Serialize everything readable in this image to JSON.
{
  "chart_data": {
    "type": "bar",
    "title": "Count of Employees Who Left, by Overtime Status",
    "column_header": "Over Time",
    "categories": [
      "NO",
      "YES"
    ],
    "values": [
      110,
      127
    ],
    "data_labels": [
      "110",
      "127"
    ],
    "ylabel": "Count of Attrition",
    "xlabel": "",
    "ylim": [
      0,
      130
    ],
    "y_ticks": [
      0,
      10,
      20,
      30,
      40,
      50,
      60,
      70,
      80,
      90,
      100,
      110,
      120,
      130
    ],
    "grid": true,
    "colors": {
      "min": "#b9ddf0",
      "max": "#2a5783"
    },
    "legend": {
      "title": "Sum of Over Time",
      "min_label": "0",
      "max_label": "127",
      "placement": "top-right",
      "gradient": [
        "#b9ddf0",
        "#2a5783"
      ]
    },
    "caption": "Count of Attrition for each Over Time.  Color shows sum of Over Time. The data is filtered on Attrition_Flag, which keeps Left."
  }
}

Stated task: Pull every line containing "Attrition" out of the data above.

Answer to this task:
    "ylabel": "Count of Attrition",
    "caption": "Count of Attrition for each Over Time.  Color shows sum of Over Time. The data is filtered on Attrition_Flag, which keeps Left."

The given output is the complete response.